**Given entries**
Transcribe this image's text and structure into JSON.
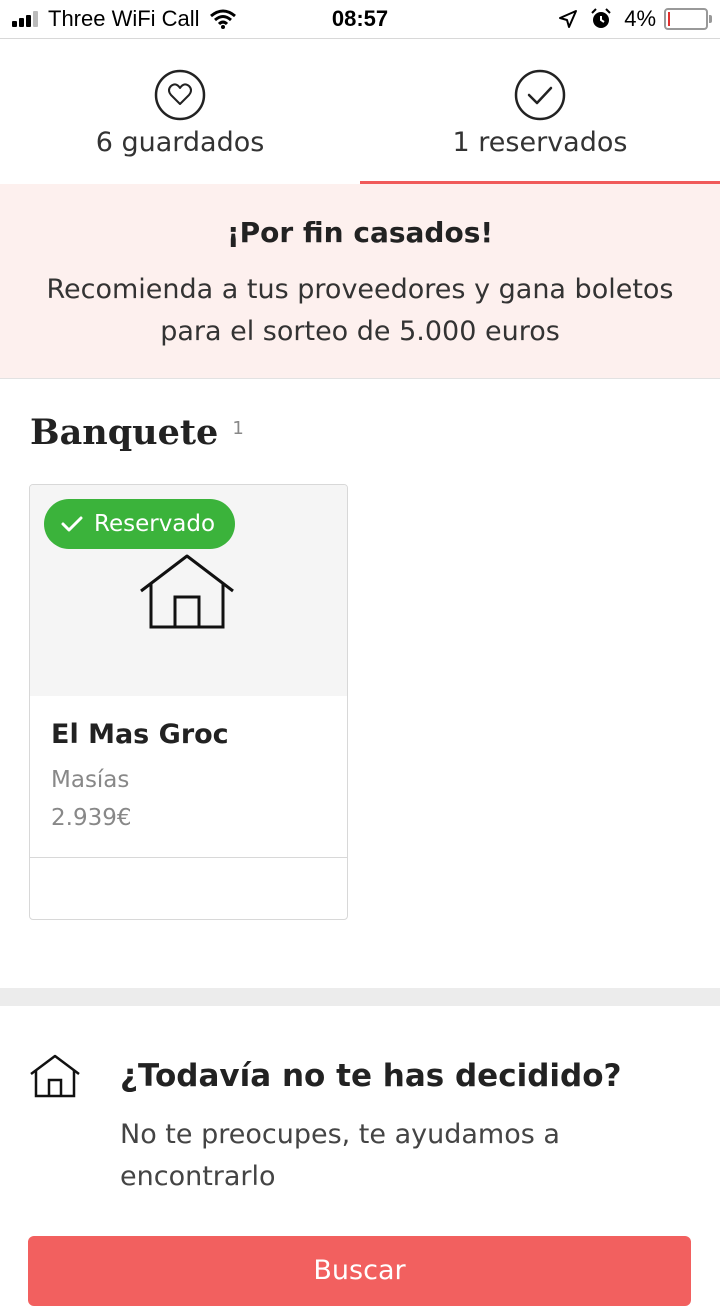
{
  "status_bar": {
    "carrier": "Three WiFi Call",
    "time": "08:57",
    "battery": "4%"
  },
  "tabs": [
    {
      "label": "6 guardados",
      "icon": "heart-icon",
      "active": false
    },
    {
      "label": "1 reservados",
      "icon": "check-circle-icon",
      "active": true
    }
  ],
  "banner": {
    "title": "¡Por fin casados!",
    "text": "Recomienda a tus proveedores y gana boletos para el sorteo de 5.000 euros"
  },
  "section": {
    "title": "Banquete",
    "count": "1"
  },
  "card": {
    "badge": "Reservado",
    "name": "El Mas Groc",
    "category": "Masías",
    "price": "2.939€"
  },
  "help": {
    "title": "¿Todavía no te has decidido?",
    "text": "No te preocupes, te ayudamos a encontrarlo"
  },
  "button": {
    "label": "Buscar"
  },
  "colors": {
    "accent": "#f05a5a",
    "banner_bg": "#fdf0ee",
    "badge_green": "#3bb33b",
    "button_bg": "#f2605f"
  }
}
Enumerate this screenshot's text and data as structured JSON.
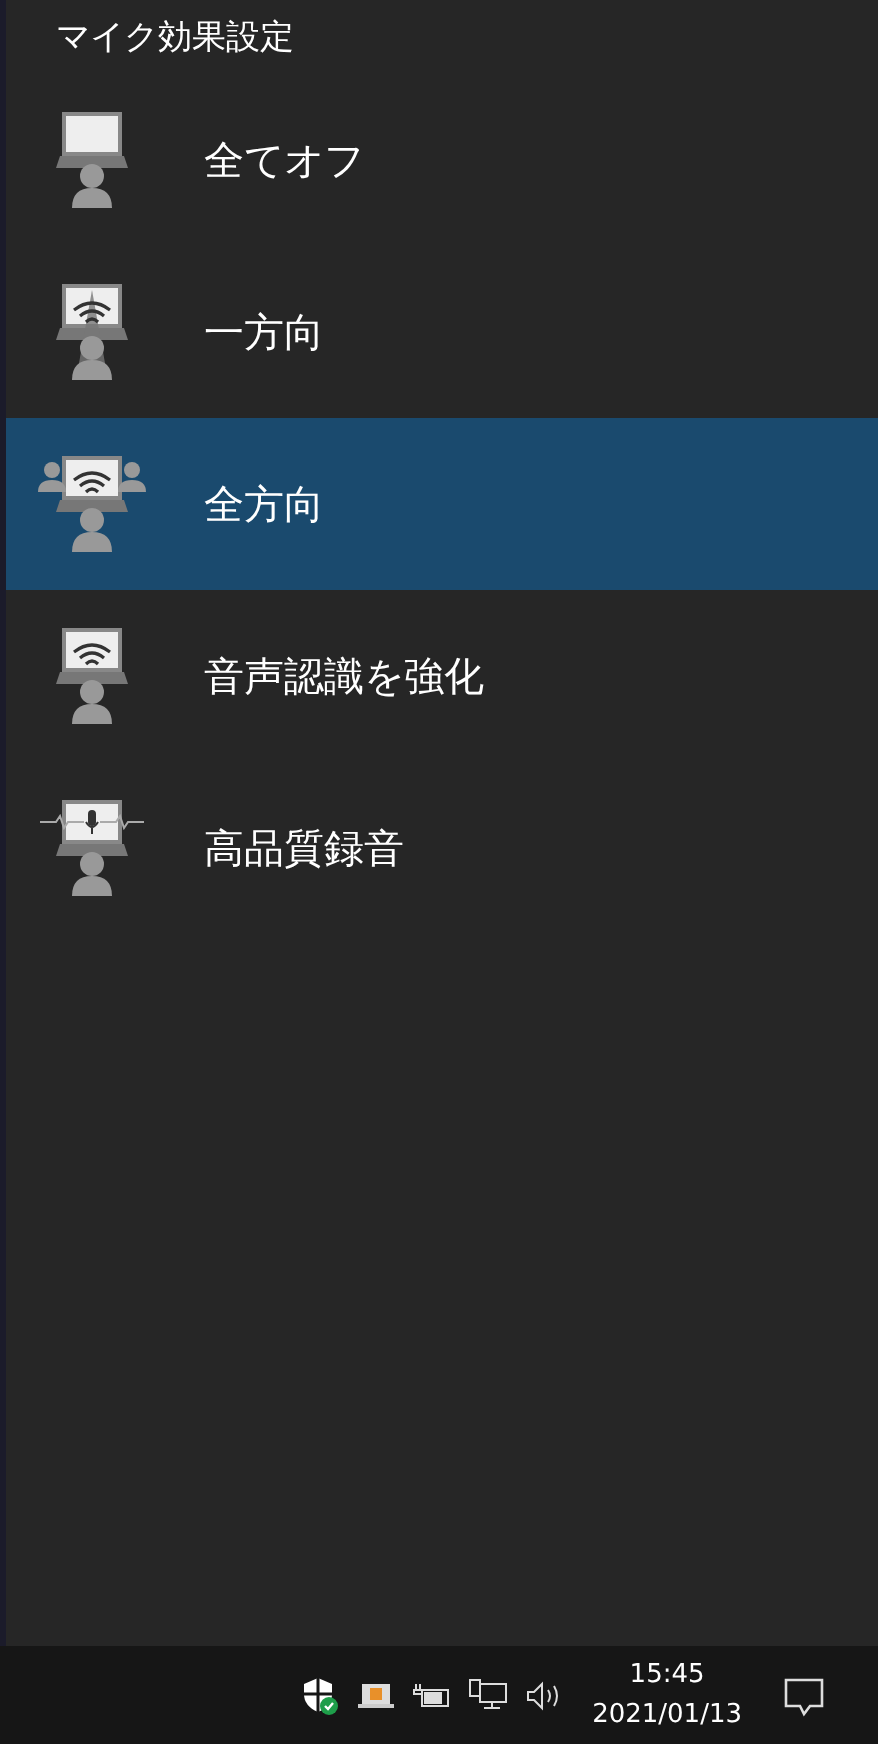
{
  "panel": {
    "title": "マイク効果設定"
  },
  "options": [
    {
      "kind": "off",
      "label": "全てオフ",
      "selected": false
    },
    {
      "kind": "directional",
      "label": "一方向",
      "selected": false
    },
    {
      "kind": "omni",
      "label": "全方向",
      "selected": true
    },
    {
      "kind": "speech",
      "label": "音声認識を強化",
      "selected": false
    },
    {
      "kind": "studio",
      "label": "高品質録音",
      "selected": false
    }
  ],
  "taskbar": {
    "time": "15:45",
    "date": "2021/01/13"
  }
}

**Task to complete**
Scan the material above. Copy each line where "label" occurs.

**Response**
      "label": "6 guardados",
      "label": "1 reservados",
    "label": "Buscar"
      "label": "全てオフ",
      "label": "一方向",
      "label": "全方向",
      "label": "音声認識を強化",
      "label": "高品質録音",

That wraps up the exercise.